Exercise brief:
Extract the listing in its entirety, keeping each line identical to the original.

Task input:
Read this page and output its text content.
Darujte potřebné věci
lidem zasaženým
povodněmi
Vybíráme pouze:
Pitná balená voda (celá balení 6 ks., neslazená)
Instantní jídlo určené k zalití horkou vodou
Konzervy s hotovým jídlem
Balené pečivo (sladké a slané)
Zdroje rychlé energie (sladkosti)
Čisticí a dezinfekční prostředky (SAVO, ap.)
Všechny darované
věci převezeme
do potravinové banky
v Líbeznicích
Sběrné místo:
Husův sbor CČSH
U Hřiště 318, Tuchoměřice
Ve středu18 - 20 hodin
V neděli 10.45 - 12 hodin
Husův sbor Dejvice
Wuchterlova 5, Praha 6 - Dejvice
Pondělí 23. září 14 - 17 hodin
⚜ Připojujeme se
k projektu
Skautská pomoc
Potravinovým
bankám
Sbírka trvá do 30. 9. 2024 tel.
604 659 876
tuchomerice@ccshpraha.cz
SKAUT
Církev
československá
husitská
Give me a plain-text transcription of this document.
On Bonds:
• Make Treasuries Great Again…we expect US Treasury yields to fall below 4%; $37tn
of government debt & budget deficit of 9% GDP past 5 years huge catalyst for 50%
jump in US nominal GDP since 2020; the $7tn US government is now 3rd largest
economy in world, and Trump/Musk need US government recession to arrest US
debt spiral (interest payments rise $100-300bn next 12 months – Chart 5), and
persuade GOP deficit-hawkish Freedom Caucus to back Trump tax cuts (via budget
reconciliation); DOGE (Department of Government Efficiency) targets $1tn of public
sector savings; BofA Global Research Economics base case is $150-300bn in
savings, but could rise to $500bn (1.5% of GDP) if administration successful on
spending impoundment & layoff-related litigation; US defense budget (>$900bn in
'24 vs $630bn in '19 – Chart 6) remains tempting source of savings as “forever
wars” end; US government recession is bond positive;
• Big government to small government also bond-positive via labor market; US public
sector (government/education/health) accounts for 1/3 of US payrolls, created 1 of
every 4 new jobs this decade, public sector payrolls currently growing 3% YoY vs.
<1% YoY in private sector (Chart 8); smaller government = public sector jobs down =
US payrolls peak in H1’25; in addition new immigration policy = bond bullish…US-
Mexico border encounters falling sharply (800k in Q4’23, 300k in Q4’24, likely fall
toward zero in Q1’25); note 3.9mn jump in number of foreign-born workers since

Completed exercise:
Read this page and output its text content.
Darujte potřebné věci
lidem zasaženým
povodněmi
Vybíráme pouze:
Pitná balená voda (celá balení 6 ks., neslazená)
Instantní jídlo určené k zalití horkou vodou
Konzervy s hotovým jídlem
Balené pečivo (sladké a slané)
Zdroje rychlé energie (sladkosti)
Čisticí a dezinfekční prostředky (SAVO, ap.)
Všechny darované
věci převezeme
do potravinové banky
v Líbeznicích
Sběrné místo:
Husův sbor CČSH
U Hřiště 318, Tuchoměřice
Ve středu18 - 20 hodin
V neděli 10.45 - 12 hodin
Husův sbor Dejvice
Wuchterlova 5, Praha 6 - Dejvice
Pondělí 23. září 14 - 17 hodin
⚜ Připojujeme se
k projektu
Skautská pomoc
Potravinovým
bankám
Sbírka trvá do 30. 9. 2024 tel.
604 659 876
tuchomerice@ccshpraha.cz
SKAUT
Církev
československá
husitská
Give me a plain-text transcription of this document.
On Bonds:
• Make Treasuries Great Again…we expect US Treasury yields to fall below 4%; $37tn
of government debt & budget deficit of 9% GDP past 5 years huge catalyst for 50%
jump in US nominal GDP since 2020; the $7tn US government is now 3rd largest
economy in world, and Trump/Musk need US government recession to arrest US
debt spiral (interest payments rise $100-300bn next 12 months – Chart 5), and
persuade GOP deficit-hawkish Freedom Caucus to back Trump tax cuts (via budget
reconciliation); DOGE (Department of Government Efficiency) targets $1tn of public
sector savings; BofA Global Research Economics base case is $150-300bn in
savings, but could rise to $500bn (1.5% of GDP) if administration successful on
spending impoundment & layoff-related litigation; US defense budget (>$900bn in
'24 vs $630bn in '19 – Chart 6) remains tempting source of savings as “forever
wars” end; US government recession is bond positive;
• Big government to small government also bond-positive via labor market; US public
sector (government/education/health) accounts for 1/3 of US payrolls, created 1 of
every 4 new jobs this decade, public sector payrolls currently growing 3% YoY vs.
<1% YoY in private sector (Chart 8); smaller government = public sector jobs down =
US payrolls peak in H1’25; in addition new immigration policy = bond bullish…US-
Mexico border encounters falling sharply (800k in Q4’23, 300k in Q4’24, likely fall
toward zero in Q1’25); note 3.9mn jump in number of foreign-born workers since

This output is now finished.